> **Exercise goal**
Go through the listing and copy each line with the string "Medium".

> **Data for the task**
+ + + +

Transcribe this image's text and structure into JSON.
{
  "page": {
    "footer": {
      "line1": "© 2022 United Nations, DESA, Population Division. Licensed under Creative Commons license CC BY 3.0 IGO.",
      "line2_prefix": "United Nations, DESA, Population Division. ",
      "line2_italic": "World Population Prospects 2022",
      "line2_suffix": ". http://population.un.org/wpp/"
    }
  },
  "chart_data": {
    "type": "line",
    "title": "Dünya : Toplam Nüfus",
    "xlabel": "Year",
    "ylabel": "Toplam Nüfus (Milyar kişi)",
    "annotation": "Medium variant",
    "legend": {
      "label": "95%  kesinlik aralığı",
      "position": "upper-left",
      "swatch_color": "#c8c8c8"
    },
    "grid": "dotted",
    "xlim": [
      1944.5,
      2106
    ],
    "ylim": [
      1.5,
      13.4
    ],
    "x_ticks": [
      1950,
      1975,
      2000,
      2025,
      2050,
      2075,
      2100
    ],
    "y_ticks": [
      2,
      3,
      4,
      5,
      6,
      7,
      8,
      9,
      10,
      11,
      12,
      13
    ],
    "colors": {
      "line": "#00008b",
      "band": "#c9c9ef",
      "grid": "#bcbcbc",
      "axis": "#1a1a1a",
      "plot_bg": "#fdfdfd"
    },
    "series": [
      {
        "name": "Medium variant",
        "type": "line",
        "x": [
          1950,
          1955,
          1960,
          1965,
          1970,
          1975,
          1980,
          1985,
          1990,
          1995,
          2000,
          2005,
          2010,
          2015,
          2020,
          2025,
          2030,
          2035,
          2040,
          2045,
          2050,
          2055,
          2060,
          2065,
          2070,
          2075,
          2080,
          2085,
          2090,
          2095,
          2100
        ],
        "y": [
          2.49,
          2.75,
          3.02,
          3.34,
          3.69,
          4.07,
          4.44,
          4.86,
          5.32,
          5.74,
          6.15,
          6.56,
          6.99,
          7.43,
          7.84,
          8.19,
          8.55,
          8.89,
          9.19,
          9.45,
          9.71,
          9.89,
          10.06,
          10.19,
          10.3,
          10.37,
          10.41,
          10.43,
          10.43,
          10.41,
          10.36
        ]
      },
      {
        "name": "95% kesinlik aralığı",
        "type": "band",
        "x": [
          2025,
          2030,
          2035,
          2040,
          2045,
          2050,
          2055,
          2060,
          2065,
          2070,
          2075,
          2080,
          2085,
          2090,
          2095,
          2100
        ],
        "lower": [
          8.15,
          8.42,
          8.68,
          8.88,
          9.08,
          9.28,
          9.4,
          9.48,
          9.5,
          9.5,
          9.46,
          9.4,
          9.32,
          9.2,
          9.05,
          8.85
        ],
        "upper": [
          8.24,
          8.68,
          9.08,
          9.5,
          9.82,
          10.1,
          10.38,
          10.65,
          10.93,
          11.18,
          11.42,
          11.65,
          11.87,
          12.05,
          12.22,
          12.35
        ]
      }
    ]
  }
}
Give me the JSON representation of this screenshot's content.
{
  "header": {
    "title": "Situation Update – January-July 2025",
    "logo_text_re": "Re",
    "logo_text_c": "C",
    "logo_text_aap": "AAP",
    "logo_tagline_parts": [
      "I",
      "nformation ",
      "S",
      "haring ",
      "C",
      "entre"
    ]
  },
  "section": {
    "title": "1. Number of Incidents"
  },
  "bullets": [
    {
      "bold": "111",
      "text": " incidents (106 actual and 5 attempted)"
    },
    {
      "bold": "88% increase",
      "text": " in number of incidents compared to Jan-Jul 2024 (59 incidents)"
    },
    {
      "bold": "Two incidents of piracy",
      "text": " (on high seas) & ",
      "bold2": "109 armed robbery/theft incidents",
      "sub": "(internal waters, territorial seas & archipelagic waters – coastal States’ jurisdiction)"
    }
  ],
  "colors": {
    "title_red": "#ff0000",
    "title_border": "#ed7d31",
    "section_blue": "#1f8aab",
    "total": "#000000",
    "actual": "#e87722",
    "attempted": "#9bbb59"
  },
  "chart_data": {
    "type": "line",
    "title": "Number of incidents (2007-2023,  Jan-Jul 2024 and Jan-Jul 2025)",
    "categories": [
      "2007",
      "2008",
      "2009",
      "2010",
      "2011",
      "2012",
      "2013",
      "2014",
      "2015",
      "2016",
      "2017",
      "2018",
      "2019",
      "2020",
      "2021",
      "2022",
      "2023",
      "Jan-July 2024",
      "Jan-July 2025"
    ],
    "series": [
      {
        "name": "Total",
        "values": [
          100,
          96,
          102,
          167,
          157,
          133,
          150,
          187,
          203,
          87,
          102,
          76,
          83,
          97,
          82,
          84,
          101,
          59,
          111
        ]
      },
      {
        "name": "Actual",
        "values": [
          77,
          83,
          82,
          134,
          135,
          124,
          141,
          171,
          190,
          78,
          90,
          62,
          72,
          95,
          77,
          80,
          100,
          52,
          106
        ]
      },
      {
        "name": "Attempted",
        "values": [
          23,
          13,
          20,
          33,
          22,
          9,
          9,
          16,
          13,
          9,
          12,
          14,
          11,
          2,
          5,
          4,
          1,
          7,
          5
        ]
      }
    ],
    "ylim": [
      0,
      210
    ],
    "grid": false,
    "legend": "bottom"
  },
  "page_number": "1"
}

+ + + +

> **Finished exercise**
    "annotation": "Medium variant",
        "name": "Medium variant",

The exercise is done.